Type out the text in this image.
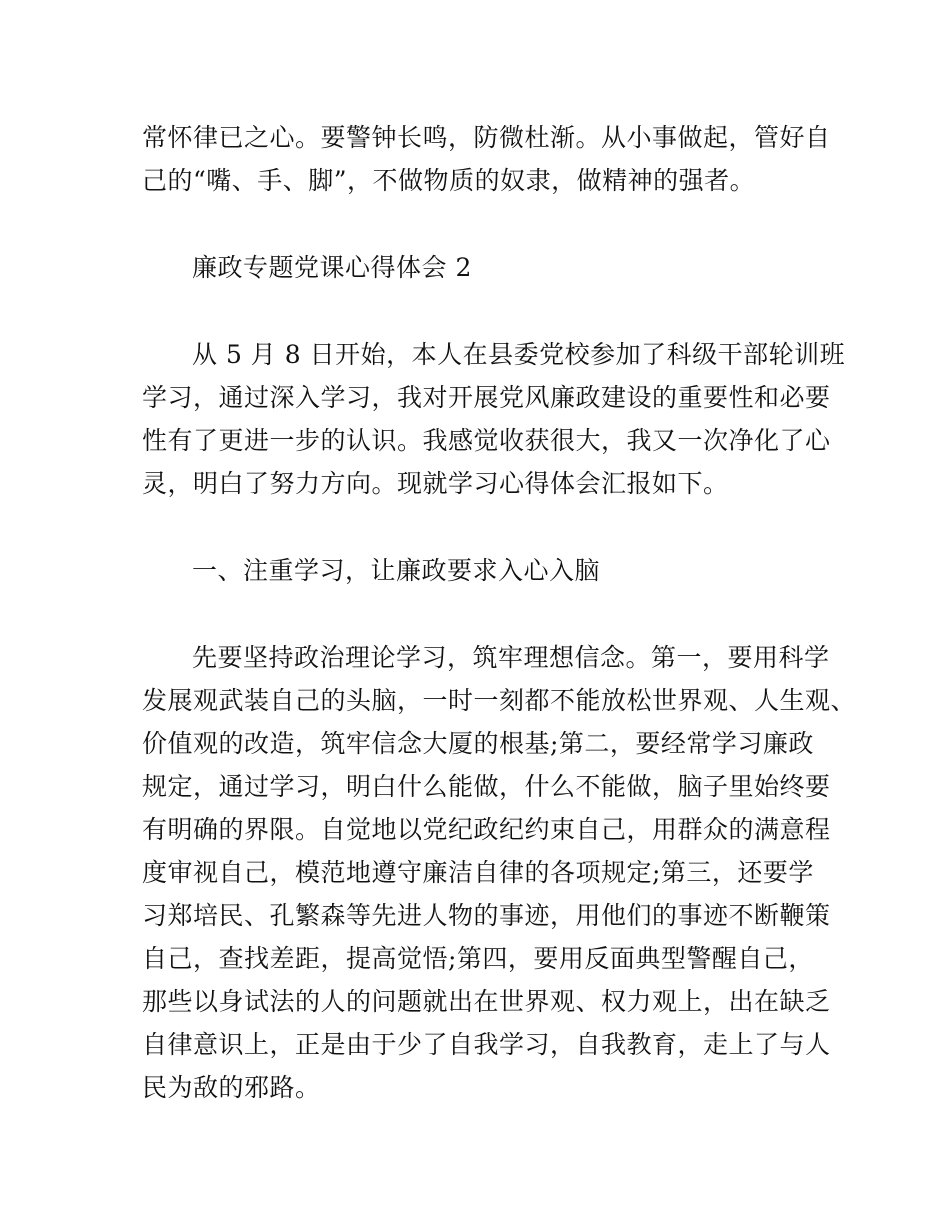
常怀律已之心。要警钟长鸣，防微杜渐。从小事做起，管好自
己的“嘴、手、脚”，不做物质的奴隶，做精神的强者。
廉政专题党课心得体会 2
从 5 月 8 日开始，本人在县委党校参加了科级干部轮训班
学习，通过深入学习，我对开展党风廉政建设的重要性和必要
性有了更进一步的认识。我感觉收获很大，我又一次净化了心
灵，明白了努力方向。现就学习心得体会汇报如下。
一、注重学习，让廉政要求入心入脑
先要坚持政治理论学习，筑牢理想信念。第一，要用科学
发展观武装自己的头脑，一时一刻都不能放松世界观、人生观、
价值观的改造，筑牢信念大厦的根基;第二，要经常学习廉政
规定，通过学习，明白什么能做，什么不能做，脑子里始终要
有明确的界限。自觉地以党纪政纪约束自己，用群众的满意程
度审视自己，模范地遵守廉洁自律的各项规定;第三，还要学
习郑培民、孔繁森等先进人物的事迹，用他们的事迹不断鞭策
自己，查找差距，提高觉悟;第四，要用反面典型警醒自己，
那些以身试法的人的问题就出在世界观、权力观上，出在缺乏
自律意识上，正是由于少了自我学习，自我教育，走上了与人
民为敌的邪路。
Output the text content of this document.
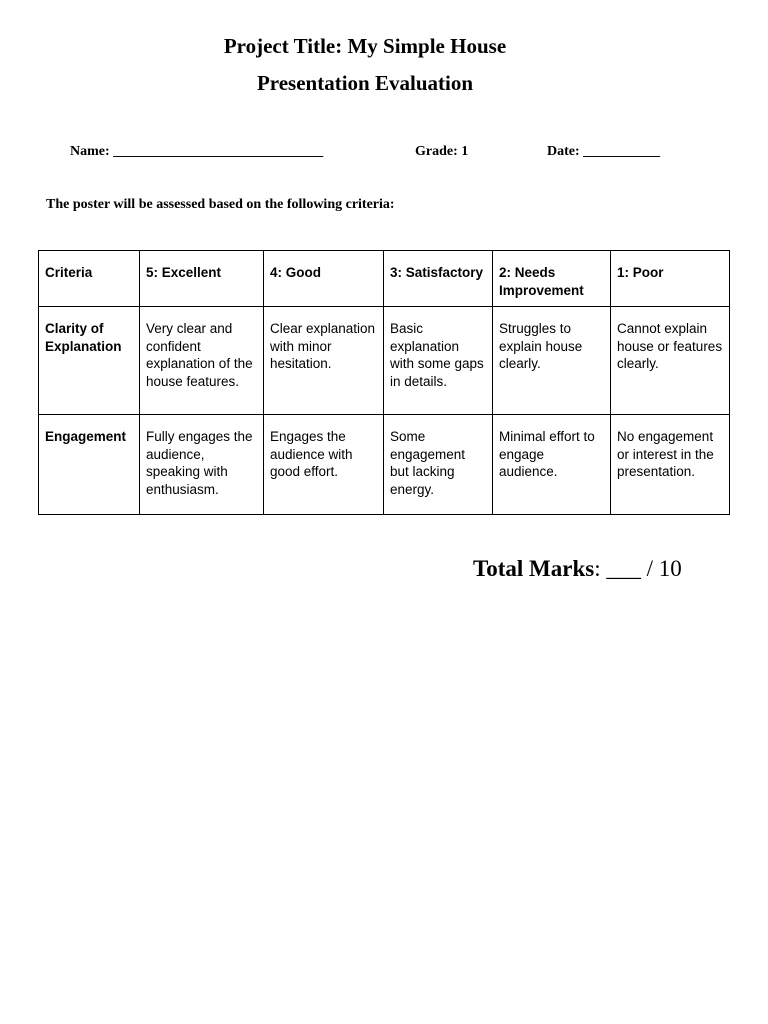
Project Title: My Simple House
Presentation Evaluation
Name: ______________________________	Grade: 1	Date: ___________
The poster will be assessed based on the following criteria:
Criteria	5: Excellent	4: Good	3: Satisfactory	2: Needs Improvement	1: Poor
Clarity of Explanation	Very clear and confident explanation of the house features.	Clear explanation with minor hesitation.	Basic explanation with some gaps in details.	Struggles to explain house clearly.	Cannot explain house or features clearly.
Engagement	Fully engages the audience, speaking with enthusiasm.	Engages the audience with good effort.	Some engagement but lacking energy.	Minimal effort to engage audience.	No engagement or interest in the presentation.
Total Marks: ___ / 10
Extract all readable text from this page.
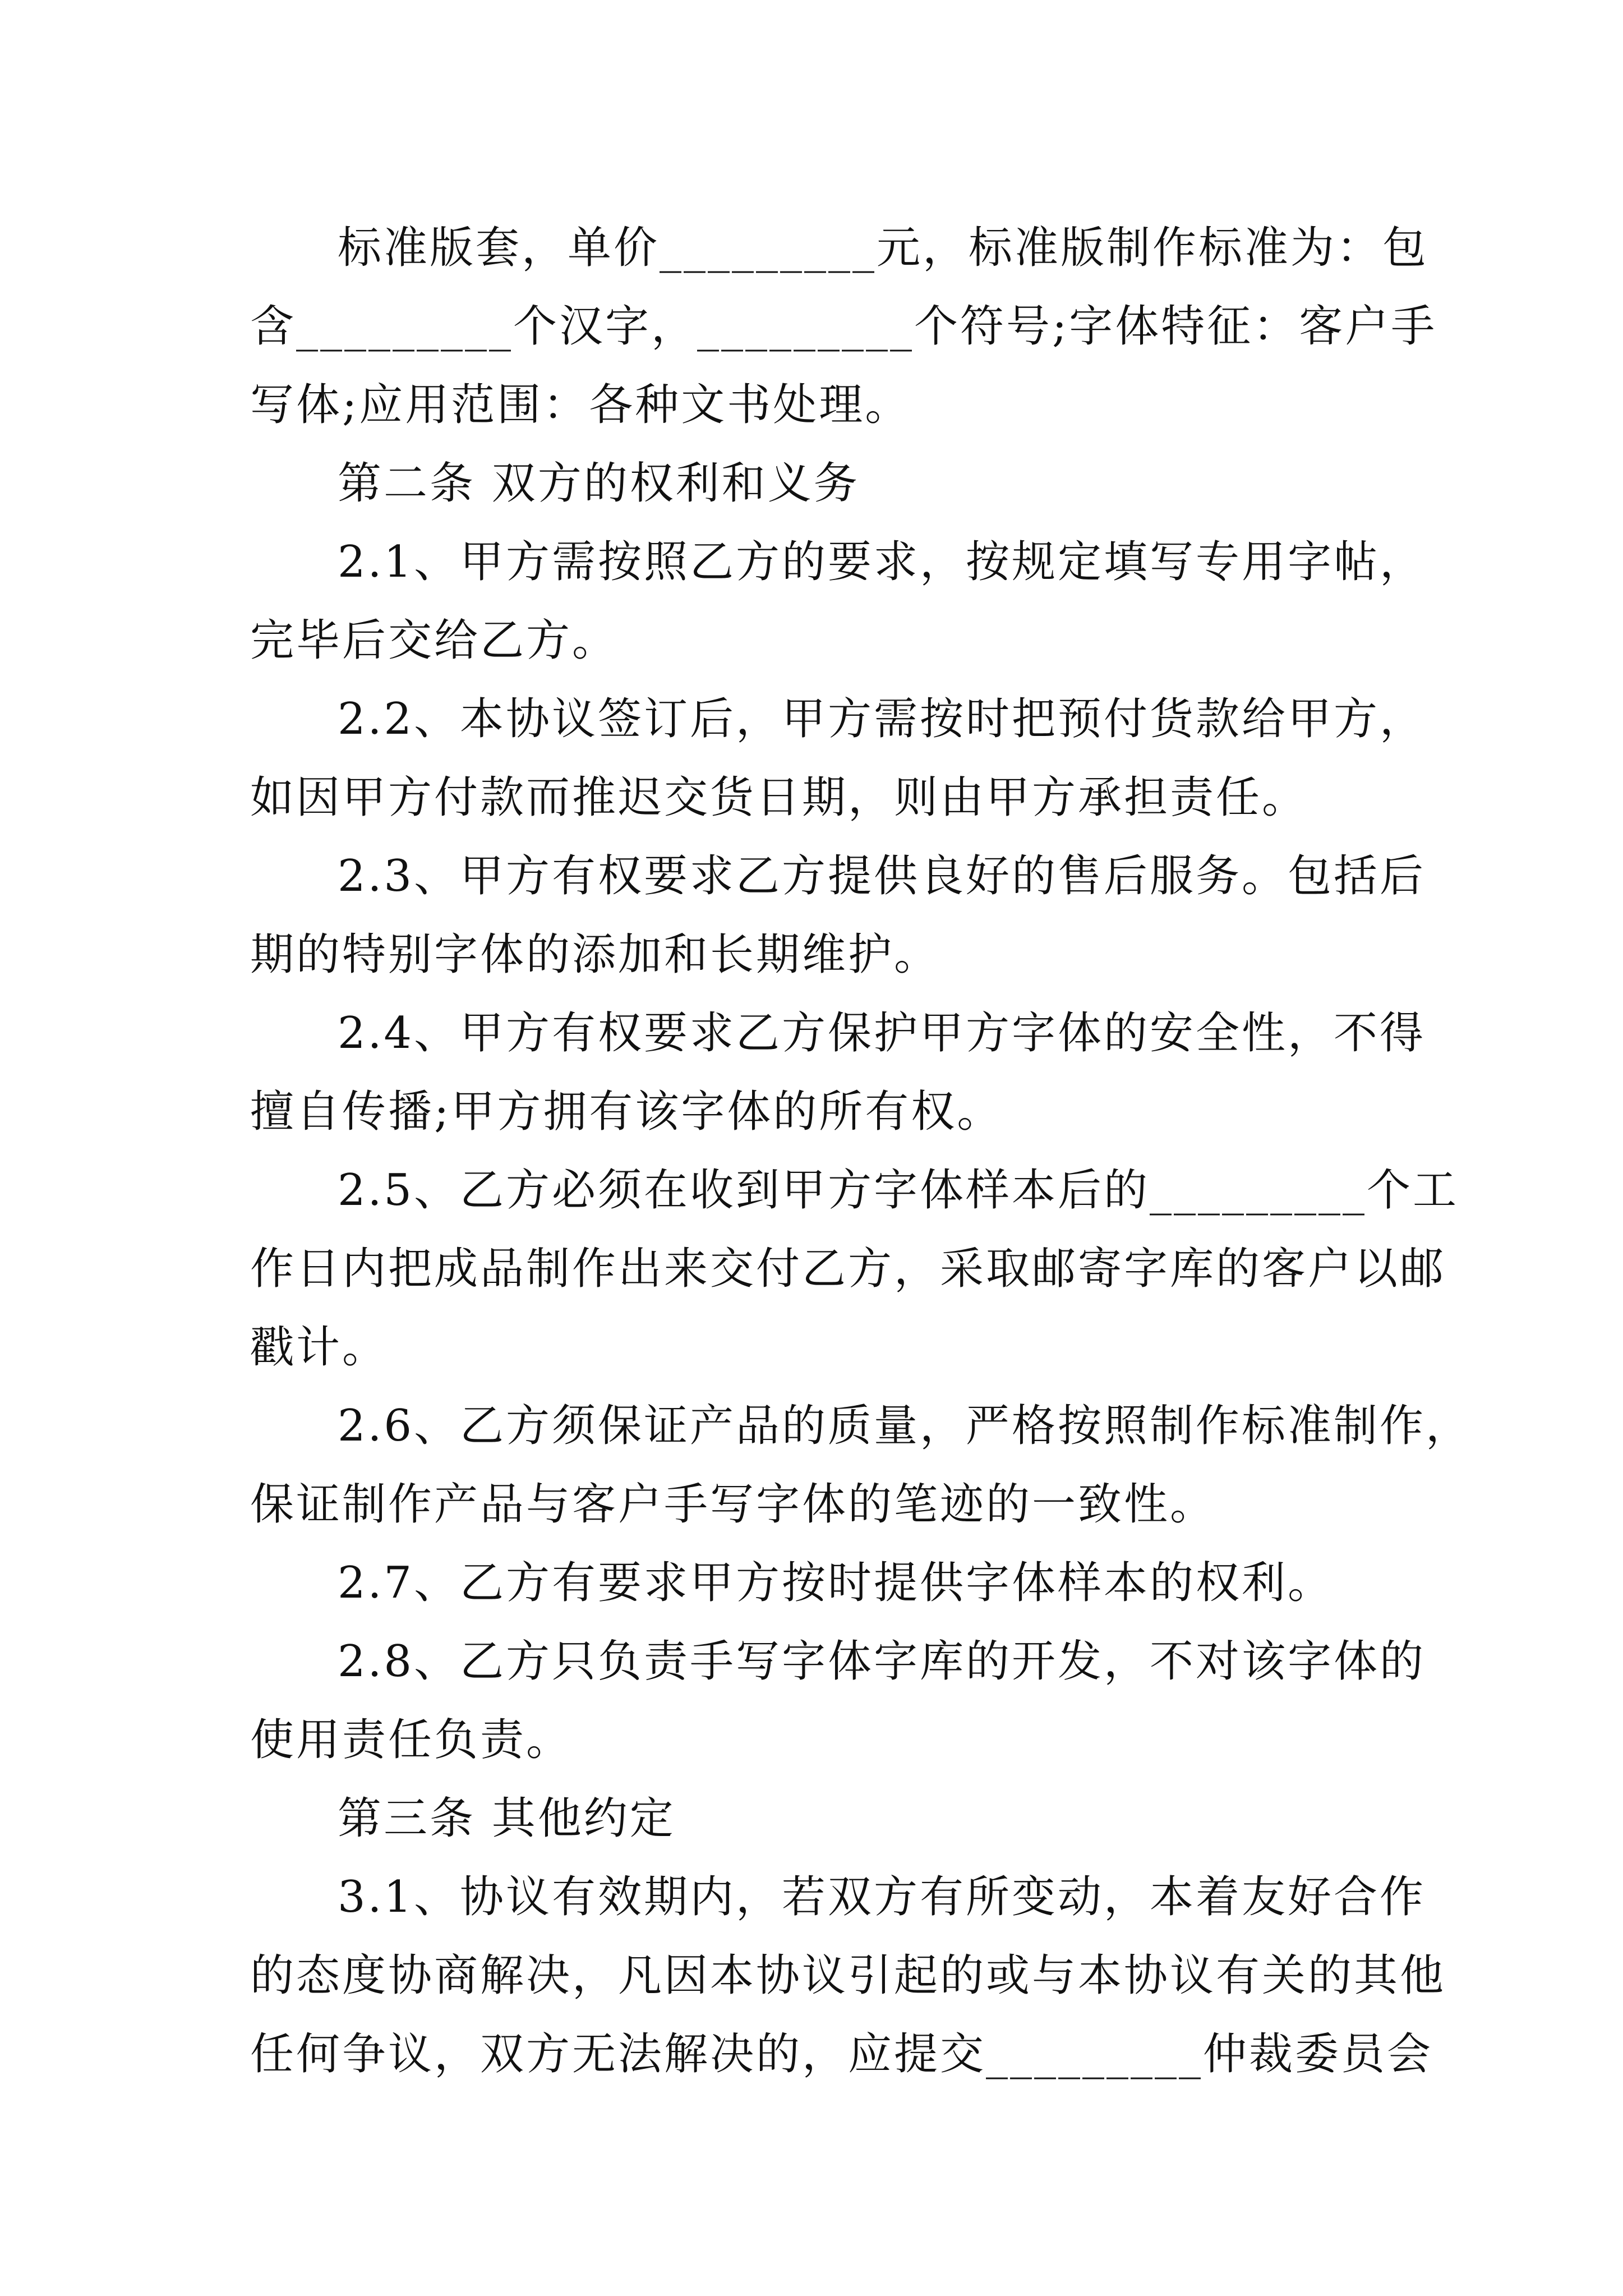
标准版套，单价_________元，标准版制作标准为：包
含_________个汉字，_________个符号;字体特征：客户手
写体;应用范围：各种文书处理。
第二条 双方的权利和义务
2.1、甲方需按照乙方的要求，按规定填写专用字帖，
完毕后交给乙方。
2.2、本协议签订后，甲方需按时把预付货款给甲方，
如因甲方付款而推迟交货日期，则由甲方承担责任。
2.3、甲方有权要求乙方提供良好的售后服务。包括后
期的特别字体的添加和长期维护。
2.4、甲方有权要求乙方保护甲方字体的安全性，不得
擅自传播;甲方拥有该字体的所有权。
2.5、乙方必须在收到甲方字体样本后的_________个工
作日内把成品制作出来交付乙方，采取邮寄字库的客户以邮
戳计。
2.6、乙方须保证产品的质量，严格按照制作标准制作，
保证制作产品与客户手写字体的笔迹的一致性。
2.7、乙方有要求甲方按时提供字体样本的权利。
2.8、乙方只负责手写字体字库的开发，不对该字体的
使用责任负责。
第三条 其他约定
3.1、协议有效期内，若双方有所变动，本着友好合作
的态度协商解决，凡因本协议引起的或与本协议有关的其他
任何争议，双方无法解决的，应提交_________仲裁委员会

═══

- _Exercise directions_
With pictures left out, repeat exactly the lines from the line bearing "Extract all readable text from this page." through the final line of the records above.

- _Written response_
Extract all readable text from this page.
标准版套，单价_________元，标准版制作标准为：包
含_________个汉字，_________个符号;字体特征：客户手
写体;应用范围：各种文书处理。
第二条 双方的权利和义务
2.1、甲方需按照乙方的要求，按规定填写专用字帖，
完毕后交给乙方。
2.2、本协议签订后，甲方需按时把预付货款给甲方，
如因甲方付款而推迟交货日期，则由甲方承担责任。
2.3、甲方有权要求乙方提供良好的售后服务。包括后
期的特别字体的添加和长期维护。
2.4、甲方有权要求乙方保护甲方字体的安全性，不得
擅自传播;甲方拥有该字体的所有权。
2.5、乙方必须在收到甲方字体样本后的_________个工
作日内把成品制作出来交付乙方，采取邮寄字库的客户以邮
戳计。
2.6、乙方须保证产品的质量，严格按照制作标准制作，
保证制作产品与客户手写字体的笔迹的一致性。
2.7、乙方有要求甲方按时提供字体样本的权利。
2.8、乙方只负责手写字体字库的开发，不对该字体的
使用责任负责。
第三条 其他约定
3.1、协议有效期内，若双方有所变动，本着友好合作
的态度协商解决，凡因本协议引起的或与本协议有关的其他
任何争议，双方无法解决的，应提交_________仲裁委员会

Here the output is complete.